» **STATED GOAL**
Here are some entries; quote each one exactly.

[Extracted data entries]
☆ ☆ ☆

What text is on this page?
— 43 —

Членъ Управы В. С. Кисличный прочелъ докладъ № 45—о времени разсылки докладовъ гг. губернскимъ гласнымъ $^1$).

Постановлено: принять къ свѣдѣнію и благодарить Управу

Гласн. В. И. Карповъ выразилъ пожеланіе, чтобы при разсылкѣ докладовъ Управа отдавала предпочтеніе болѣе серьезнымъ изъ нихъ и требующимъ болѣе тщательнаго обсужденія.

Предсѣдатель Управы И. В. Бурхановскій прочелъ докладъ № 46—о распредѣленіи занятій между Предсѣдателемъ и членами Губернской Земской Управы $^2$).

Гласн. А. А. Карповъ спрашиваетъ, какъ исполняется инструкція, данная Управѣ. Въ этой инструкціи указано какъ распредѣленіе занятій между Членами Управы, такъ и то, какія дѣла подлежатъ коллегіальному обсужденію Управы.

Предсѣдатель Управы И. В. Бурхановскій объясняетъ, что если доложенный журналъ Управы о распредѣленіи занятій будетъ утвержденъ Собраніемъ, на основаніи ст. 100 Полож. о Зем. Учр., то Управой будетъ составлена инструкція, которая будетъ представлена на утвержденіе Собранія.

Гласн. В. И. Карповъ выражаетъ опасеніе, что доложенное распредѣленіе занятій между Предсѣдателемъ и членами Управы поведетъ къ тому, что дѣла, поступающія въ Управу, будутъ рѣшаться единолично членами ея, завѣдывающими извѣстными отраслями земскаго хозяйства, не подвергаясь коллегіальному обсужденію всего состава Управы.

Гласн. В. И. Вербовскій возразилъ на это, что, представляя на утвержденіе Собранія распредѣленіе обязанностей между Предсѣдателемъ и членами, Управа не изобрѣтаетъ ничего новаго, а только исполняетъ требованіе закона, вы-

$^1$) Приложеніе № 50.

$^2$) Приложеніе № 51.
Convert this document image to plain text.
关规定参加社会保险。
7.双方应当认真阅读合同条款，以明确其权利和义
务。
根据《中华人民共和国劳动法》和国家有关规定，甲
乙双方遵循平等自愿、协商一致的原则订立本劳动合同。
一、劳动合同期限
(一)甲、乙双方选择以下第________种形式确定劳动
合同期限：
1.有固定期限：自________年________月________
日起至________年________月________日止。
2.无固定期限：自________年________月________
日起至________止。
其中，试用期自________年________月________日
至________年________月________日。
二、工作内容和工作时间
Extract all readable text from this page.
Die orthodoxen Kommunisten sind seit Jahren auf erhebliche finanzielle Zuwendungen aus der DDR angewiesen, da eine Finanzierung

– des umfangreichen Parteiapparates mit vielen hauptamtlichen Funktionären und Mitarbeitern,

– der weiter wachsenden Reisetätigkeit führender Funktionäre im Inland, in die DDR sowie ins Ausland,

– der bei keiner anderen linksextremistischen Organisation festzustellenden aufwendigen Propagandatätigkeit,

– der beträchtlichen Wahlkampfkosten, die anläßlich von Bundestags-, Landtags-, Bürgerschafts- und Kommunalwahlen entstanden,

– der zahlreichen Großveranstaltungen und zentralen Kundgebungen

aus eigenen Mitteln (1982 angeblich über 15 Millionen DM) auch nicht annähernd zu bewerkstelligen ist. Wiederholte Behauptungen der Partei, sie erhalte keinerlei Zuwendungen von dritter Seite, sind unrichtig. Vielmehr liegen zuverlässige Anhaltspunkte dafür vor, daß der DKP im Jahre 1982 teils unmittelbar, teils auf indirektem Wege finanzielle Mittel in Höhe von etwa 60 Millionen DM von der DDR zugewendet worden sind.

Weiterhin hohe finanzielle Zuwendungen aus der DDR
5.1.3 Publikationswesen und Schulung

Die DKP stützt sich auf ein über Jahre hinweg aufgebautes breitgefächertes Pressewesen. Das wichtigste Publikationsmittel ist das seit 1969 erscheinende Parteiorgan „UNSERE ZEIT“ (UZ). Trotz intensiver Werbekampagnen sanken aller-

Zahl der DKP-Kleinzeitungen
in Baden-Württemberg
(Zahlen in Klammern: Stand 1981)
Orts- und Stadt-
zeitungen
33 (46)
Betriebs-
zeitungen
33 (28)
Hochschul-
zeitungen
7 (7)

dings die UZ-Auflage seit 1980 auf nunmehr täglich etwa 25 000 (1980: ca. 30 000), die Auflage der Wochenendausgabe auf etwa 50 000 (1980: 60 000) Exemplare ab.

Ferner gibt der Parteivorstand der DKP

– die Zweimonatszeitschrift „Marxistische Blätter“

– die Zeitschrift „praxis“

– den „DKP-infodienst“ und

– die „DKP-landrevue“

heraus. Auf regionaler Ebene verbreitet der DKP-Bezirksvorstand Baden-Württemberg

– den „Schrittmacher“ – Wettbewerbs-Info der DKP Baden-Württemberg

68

☆ ☆ ☆

» **SOLUTION FOR THIS EXERCISE**
What text is on this page?
— 43 —

Членъ Управы В. С. Кисличный прочелъ докладъ № 45—о времени разсылки докладовъ гг. губернскимъ гласнымъ $^1$).

Постановлено: принять къ свѣдѣнію и благодарить Управу

Гласн. В. И. Карповъ выразилъ пожеланіе, чтобы при разсылкѣ докладовъ Управа отдавала предпочтеніе болѣе серьезнымъ изъ нихъ и требующимъ болѣе тщательнаго обсужденія.

Предсѣдатель Управы И. В. Бурхановскій прочелъ докладъ № 46—о распредѣленіи занятій между Предсѣдателемъ и членами Губернской Земской Управы $^2$).

Гласн. А. А. Карповъ спрашиваетъ, какъ исполняется инструкція, данная Управѣ. Въ этой инструкціи указано какъ распредѣленіе занятій между Членами Управы, такъ и то, какія дѣла подлежатъ коллегіальному обсужденію Управы.

Предсѣдатель Управы И. В. Бурхановскій объясняетъ, что если доложенный журналъ Управы о распредѣленіи занятій будетъ утвержденъ Собраніемъ, на основаніи ст. 100 Полож. о Зем. Учр., то Управой будетъ составлена инструкція, которая будетъ представлена на утвержденіе Собранія.

Гласн. В. И. Карповъ выражаетъ опасеніе, что доложенное распредѣленіе занятій между Предсѣдателемъ и членами Управы поведетъ къ тому, что дѣла, поступающія въ Управу, будутъ рѣшаться единолично членами ея, завѣдывающими извѣстными отраслями земскаго хозяйства, не подвергаясь коллегіальному обсужденію всего состава Управы.

Гласн. В. И. Вербовскій возразилъ на это, что, представляя на утвержденіе Собранія распредѣленіе обязанностей между Предсѣдателемъ и членами, Управа не изобрѣтаетъ ничего новаго, а только исполняетъ требованіе закона, вы-

$^1$) Приложеніе № 50.

$^2$) Приложеніе № 51.
Convert this document image to plain text.
关规定参加社会保险。
7.双方应当认真阅读合同条款，以明确其权利和义
务。
根据《中华人民共和国劳动法》和国家有关规定，甲
乙双方遵循平等自愿、协商一致的原则订立本劳动合同。
一、劳动合同期限
(一)甲、乙双方选择以下第________种形式确定劳动
合同期限：
1.有固定期限：自________年________月________
日起至________年________月________日止。
2.无固定期限：自________年________月________
日起至________止。
其中，试用期自________年________月________日
至________年________月________日。
二、工作内容和工作时间
Extract all readable text from this page.
Die orthodoxen Kommunisten sind seit Jahren auf erhebliche finanzielle Zuwendungen aus der DDR angewiesen, da eine Finanzierung

– des umfangreichen Parteiapparates mit vielen hauptamtlichen Funktionären und Mitarbeitern,

– der weiter wachsenden Reisetätigkeit führender Funktionäre im Inland, in die DDR sowie ins Ausland,

– der bei keiner anderen linksextremistischen Organisation festzustellenden aufwendigen Propagandatätigkeit,

– der beträchtlichen Wahlkampfkosten, die anläßlich von Bundestags-, Landtags-, Bürgerschafts- und Kommunalwahlen entstanden,

– der zahlreichen Großveranstaltungen und zentralen Kundgebungen

aus eigenen Mitteln (1982 angeblich über 15 Millionen DM) auch nicht annähernd zu bewerkstelligen ist. Wiederholte Behauptungen der Partei, sie erhalte keinerlei Zuwendungen von dritter Seite, sind unrichtig. Vielmehr liegen zuverlässige Anhaltspunkte dafür vor, daß der DKP im Jahre 1982 teils unmittelbar, teils auf indirektem Wege finanzielle Mittel in Höhe von etwa 60 Millionen DM von der DDR zugewendet worden sind.

Weiterhin hohe finanzielle Zuwendungen aus der DDR
5.1.3 Publikationswesen und Schulung

Die DKP stützt sich auf ein über Jahre hinweg aufgebautes breitgefächertes Pressewesen. Das wichtigste Publikationsmittel ist das seit 1969 erscheinende Parteiorgan „UNSERE ZEIT“ (UZ). Trotz intensiver Werbekampagnen sanken aller-

Zahl der DKP-Kleinzeitungen
in Baden-Württemberg
(Zahlen in Klammern: Stand 1981)
Orts- und Stadt-
zeitungen
33 (46)
Betriebs-
zeitungen
33 (28)
Hochschul-
zeitungen
7 (7)

dings die UZ-Auflage seit 1980 auf nunmehr täglich etwa 25 000 (1980: ca. 30 000), die Auflage der Wochenendausgabe auf etwa 50 000 (1980: 60 000) Exemplare ab.

Ferner gibt der Parteivorstand der DKP

– die Zweimonatszeitschrift „Marxistische Blätter“

– die Zeitschrift „praxis“

– den „DKP-infodienst“ und

– die „DKP-landrevue“

heraus. Auf regionaler Ebene verbreitet der DKP-Bezirksvorstand Baden-Württemberg

– den „Schrittmacher“ – Wettbewerbs-Info der DKP Baden-Württemberg

68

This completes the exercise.